** Start of Input data **

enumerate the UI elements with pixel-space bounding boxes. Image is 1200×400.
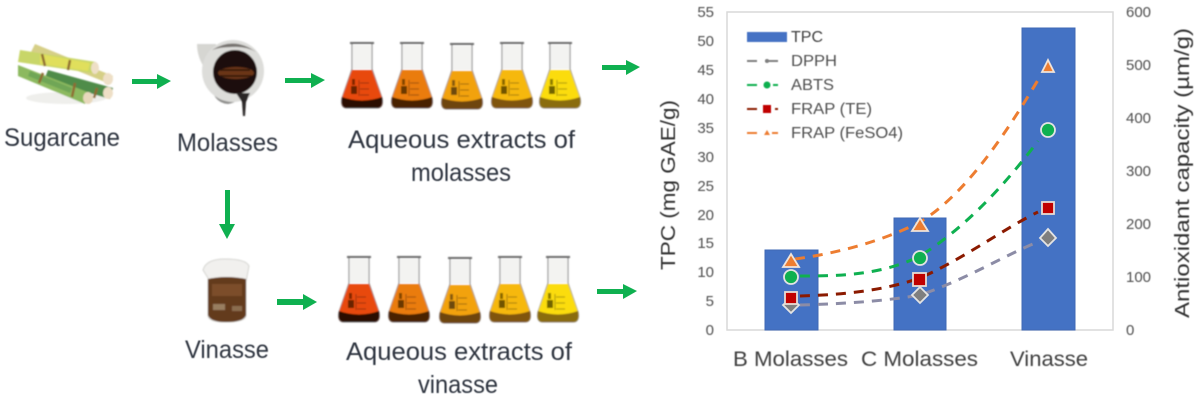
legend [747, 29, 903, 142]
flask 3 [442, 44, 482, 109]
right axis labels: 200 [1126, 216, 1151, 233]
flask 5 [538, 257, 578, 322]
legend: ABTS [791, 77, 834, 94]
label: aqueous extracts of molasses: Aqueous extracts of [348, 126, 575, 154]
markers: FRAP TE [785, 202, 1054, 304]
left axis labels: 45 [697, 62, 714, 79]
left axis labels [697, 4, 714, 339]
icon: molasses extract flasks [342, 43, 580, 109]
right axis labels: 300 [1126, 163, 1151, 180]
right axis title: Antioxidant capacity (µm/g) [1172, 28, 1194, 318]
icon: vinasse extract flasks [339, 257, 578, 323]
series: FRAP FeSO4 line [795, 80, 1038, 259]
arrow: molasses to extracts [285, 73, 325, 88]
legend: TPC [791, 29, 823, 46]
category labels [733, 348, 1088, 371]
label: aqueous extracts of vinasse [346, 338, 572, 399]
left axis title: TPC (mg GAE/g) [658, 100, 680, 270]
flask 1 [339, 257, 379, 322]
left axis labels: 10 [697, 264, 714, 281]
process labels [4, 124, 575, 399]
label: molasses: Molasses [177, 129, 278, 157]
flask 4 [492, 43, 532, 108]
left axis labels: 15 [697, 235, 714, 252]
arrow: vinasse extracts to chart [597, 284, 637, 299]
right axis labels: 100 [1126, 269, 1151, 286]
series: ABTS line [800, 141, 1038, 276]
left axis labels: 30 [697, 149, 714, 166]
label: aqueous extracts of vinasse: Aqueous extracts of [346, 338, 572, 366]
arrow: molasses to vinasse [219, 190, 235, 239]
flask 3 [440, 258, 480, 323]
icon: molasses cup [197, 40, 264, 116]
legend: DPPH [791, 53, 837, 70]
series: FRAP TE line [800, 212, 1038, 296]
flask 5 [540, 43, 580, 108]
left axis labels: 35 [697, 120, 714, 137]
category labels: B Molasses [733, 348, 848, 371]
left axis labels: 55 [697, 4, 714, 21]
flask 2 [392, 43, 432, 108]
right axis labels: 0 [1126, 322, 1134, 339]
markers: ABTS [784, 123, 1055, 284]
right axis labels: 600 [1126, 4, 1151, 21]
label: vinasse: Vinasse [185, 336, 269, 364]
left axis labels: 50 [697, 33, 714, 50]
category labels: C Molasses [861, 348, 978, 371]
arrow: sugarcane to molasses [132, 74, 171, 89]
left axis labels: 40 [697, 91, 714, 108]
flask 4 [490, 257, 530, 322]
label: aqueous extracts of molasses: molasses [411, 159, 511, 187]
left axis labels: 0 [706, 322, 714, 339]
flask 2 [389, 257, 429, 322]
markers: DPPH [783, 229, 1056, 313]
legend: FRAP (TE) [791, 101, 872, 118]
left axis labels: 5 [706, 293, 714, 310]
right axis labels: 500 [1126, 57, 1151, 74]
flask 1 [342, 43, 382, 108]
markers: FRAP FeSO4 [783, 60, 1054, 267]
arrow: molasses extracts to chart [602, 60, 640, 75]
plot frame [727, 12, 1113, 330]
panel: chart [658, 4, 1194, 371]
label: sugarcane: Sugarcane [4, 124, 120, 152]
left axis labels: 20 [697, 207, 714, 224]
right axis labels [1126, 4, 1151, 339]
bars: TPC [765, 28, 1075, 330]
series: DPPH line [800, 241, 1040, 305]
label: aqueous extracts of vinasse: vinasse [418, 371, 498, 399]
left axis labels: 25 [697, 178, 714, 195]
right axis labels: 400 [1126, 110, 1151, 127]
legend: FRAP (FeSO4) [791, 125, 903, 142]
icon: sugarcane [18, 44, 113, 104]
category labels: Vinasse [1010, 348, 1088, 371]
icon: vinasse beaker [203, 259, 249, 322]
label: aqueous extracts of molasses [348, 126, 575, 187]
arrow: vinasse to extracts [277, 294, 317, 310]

** End of Input data **
** Start of Input data **

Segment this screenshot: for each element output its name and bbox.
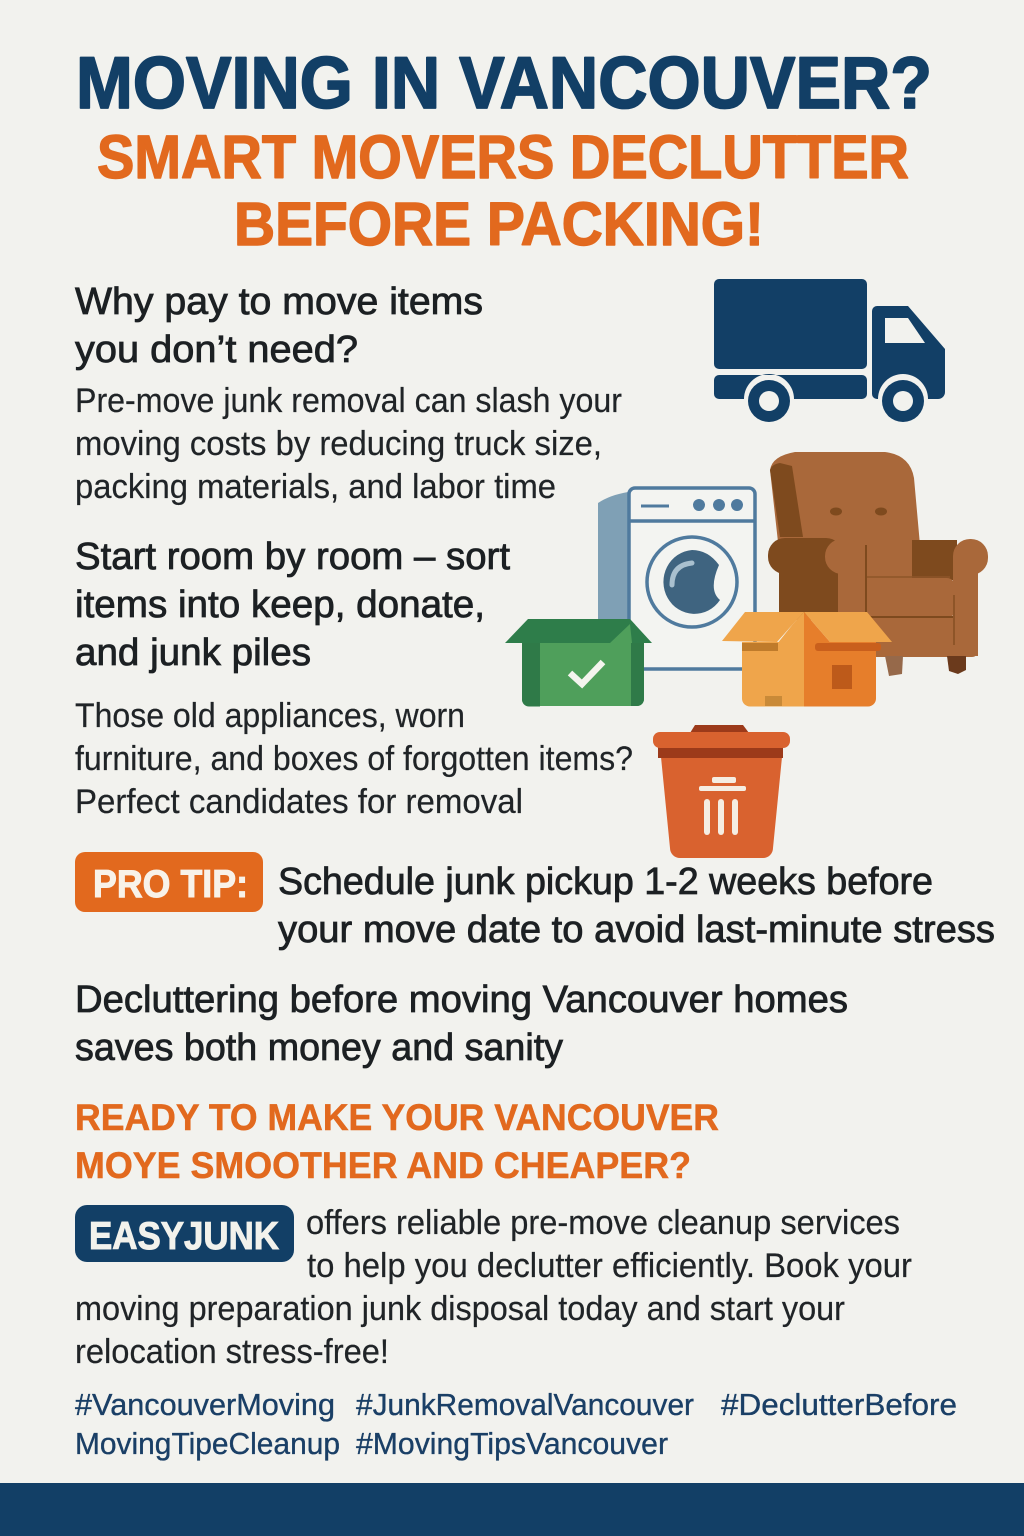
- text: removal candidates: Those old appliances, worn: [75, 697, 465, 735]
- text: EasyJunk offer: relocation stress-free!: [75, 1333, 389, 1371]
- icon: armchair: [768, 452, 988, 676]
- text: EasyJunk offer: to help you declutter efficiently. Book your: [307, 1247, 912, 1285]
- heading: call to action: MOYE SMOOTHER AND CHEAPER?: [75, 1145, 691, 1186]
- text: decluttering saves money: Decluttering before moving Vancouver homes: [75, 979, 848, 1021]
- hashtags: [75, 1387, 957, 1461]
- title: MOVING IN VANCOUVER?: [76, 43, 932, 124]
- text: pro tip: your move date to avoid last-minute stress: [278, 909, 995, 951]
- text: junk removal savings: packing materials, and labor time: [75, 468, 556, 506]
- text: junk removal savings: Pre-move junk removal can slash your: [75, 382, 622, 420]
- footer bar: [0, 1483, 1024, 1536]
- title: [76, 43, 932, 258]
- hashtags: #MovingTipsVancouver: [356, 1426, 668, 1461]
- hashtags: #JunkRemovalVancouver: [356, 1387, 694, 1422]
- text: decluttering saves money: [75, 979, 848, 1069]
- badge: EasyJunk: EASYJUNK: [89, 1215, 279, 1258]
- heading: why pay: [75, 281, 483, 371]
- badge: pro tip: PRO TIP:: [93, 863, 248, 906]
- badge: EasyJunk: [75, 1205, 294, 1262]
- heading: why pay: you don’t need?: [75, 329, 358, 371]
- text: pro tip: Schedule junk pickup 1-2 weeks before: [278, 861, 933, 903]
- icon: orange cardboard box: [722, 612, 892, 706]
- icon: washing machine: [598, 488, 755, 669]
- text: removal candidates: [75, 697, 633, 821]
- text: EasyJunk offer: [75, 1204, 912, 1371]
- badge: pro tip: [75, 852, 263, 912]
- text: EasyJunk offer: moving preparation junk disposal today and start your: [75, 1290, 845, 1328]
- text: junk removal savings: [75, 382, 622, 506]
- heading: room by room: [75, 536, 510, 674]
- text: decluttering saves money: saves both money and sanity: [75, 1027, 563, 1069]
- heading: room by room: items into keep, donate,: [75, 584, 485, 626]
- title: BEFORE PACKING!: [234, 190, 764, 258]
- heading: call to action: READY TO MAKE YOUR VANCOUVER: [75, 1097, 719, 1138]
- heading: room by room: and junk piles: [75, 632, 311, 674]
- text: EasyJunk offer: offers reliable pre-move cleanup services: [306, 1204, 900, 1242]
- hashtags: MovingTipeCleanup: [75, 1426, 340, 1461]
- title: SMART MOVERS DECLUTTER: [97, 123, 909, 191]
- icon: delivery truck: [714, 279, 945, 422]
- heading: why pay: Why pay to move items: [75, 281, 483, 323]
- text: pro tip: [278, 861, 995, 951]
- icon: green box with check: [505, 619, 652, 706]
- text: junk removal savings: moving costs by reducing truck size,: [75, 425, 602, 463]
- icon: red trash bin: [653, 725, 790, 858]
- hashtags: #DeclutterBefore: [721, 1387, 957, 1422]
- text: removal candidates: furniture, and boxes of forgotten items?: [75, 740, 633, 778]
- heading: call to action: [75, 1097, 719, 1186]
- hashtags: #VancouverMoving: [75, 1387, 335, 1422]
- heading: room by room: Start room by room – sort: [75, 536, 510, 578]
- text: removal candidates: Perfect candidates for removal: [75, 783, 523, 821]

** End of Input data **
** Start of Input data **

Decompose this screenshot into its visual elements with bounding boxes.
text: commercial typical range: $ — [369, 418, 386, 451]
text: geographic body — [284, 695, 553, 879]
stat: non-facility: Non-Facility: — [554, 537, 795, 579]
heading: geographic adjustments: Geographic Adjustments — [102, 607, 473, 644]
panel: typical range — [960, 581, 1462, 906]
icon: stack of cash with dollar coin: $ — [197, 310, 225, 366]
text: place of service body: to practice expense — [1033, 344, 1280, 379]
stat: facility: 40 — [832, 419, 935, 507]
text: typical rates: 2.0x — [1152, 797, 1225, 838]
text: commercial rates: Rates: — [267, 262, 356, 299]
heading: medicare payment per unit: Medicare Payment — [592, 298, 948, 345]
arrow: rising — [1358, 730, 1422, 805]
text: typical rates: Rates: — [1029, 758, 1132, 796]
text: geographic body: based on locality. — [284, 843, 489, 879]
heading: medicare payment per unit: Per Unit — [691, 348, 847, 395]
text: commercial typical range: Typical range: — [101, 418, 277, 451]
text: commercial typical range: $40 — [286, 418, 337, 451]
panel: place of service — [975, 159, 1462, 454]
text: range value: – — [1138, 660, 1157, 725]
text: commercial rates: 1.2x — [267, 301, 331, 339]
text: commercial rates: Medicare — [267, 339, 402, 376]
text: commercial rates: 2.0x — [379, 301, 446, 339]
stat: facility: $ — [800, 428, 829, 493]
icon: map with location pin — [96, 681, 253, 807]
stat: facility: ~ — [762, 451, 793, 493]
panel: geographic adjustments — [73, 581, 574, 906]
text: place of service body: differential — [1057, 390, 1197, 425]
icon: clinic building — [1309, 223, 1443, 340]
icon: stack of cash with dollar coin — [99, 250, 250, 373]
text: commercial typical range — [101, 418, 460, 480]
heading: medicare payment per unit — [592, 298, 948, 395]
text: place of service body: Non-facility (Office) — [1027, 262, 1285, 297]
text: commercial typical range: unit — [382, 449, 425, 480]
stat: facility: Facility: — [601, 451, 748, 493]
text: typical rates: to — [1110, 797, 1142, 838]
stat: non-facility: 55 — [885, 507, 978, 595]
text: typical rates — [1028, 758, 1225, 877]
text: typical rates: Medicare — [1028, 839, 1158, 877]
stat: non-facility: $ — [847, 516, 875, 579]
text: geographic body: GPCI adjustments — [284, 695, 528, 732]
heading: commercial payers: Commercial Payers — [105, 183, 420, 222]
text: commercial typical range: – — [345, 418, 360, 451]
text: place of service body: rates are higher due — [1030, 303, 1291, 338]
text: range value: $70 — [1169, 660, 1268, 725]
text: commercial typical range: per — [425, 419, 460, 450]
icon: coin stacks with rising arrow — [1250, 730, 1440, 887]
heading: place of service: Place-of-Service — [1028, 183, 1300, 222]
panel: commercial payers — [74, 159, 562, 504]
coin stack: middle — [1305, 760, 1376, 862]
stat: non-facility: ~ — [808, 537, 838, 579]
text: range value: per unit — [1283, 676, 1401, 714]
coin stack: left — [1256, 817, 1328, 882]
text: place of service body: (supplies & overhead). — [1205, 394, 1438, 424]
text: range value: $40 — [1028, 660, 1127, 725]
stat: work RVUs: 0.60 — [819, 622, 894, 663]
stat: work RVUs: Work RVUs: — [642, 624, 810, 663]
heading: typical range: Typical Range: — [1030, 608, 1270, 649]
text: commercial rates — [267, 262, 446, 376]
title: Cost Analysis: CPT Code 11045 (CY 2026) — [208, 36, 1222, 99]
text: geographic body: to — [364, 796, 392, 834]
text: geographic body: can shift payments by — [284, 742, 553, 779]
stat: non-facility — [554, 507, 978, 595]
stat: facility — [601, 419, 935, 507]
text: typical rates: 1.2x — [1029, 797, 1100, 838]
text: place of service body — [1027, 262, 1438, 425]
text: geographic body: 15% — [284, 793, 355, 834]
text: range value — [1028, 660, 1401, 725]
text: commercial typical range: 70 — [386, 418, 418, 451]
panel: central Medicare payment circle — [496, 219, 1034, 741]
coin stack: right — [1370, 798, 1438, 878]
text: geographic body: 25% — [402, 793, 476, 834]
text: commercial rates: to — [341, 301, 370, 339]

** End of Input data **

Lay out the lines from the one containing "legend [747, 29, 903, 142]" through the one containing "icon: vinasse extract" as a Markdown table with the columns Row and Line, leaving out any blank lines.

▸ **Response below**:
| Row | Line |
|---|---|
| 1 | legend [747, 29, 903, 142] |
| 2 | flask 3 [442, 44, 482, 109] |
| 3 | right axis labels: 200 [1126, 216, 1151, 233] |
| 4 | flask 5 [538, 257, 578, 322] |
| 5 | legend: ABTS [791, 77, 834, 94] |
| 6 | label: aqueous extracts of molasses: Aqueous extracts of [348, 126, 575, 154] |
| 7 | markers: FRAP TE [785, 202, 1054, 304] |
| 8 | left axis labels: 45 [697, 62, 714, 79] |
| 9 | left axis labels [697, 4, 714, 339] |
| 10 | icon: molasses extract flasks [342, 43, 580, 109] |
| 11 | right axis labels: 300 [1126, 163, 1151, 180] |
| 12 | right axis title: Antioxidant capacity (µm/g) [1172, 28, 1194, 318] |
| 13 | icon: vinasse extract flasks [339, 257, 578, 323] |